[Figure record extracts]
....

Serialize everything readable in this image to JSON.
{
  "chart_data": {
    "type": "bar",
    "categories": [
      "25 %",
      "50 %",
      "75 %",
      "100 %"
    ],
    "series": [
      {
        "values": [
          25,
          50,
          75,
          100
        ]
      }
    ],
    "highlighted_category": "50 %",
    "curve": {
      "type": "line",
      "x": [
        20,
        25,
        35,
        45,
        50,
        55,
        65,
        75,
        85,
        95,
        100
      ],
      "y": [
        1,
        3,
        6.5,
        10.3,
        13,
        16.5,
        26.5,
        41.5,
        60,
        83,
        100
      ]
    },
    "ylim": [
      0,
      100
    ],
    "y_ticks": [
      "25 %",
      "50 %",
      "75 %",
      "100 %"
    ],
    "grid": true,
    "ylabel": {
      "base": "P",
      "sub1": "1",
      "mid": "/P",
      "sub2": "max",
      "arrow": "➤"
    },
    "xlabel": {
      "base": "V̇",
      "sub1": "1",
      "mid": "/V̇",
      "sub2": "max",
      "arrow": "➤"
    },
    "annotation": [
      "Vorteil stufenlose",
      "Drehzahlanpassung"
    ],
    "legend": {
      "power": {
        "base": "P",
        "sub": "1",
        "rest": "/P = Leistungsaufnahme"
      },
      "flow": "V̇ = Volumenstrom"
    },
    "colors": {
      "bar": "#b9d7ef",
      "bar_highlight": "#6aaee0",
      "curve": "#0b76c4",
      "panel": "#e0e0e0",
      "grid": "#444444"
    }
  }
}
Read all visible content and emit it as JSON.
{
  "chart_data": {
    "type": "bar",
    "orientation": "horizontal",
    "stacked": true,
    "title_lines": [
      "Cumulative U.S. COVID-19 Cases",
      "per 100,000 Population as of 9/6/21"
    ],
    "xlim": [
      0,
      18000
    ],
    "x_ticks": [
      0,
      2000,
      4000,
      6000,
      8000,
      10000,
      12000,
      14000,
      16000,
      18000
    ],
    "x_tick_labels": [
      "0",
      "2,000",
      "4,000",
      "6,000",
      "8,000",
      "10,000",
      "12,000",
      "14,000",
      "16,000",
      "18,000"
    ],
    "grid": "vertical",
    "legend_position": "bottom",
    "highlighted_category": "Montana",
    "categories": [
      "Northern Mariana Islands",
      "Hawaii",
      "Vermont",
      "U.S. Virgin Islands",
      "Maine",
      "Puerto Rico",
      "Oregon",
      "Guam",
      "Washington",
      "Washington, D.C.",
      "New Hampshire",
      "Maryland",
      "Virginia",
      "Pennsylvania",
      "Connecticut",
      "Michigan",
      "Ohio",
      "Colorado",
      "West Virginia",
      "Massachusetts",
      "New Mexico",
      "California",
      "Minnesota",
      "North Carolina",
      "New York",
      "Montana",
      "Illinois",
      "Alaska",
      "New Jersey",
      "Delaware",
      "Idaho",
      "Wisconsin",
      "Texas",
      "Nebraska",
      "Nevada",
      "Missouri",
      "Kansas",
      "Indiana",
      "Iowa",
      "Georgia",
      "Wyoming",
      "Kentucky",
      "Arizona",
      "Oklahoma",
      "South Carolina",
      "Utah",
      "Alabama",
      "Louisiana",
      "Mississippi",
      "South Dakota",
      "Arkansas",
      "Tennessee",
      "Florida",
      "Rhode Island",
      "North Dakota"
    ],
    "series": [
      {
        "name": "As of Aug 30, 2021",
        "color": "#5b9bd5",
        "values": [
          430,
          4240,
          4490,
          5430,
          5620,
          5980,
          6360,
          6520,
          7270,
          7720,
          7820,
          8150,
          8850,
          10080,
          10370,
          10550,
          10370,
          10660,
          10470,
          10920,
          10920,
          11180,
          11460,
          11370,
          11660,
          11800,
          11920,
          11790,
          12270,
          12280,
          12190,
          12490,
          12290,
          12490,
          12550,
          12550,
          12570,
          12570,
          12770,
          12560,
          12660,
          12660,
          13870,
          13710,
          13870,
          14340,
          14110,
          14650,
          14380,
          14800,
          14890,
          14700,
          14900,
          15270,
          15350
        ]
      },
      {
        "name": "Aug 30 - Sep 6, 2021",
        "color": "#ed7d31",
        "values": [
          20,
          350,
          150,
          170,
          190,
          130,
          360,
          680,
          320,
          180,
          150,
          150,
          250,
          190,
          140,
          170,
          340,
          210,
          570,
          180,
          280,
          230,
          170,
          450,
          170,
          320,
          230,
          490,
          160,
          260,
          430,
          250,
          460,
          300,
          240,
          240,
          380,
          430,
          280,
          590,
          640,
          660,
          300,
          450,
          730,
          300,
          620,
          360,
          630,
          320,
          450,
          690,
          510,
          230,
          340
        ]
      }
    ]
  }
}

....

→ **EXERCISE AIM**: Keep only those lines of the records that hold "name", and return them.

→ **WRITTEN SOLUTION**:
        "name": "As of Aug 30, 2021",
        "name": "Aug 30 - Sep 6, 2021",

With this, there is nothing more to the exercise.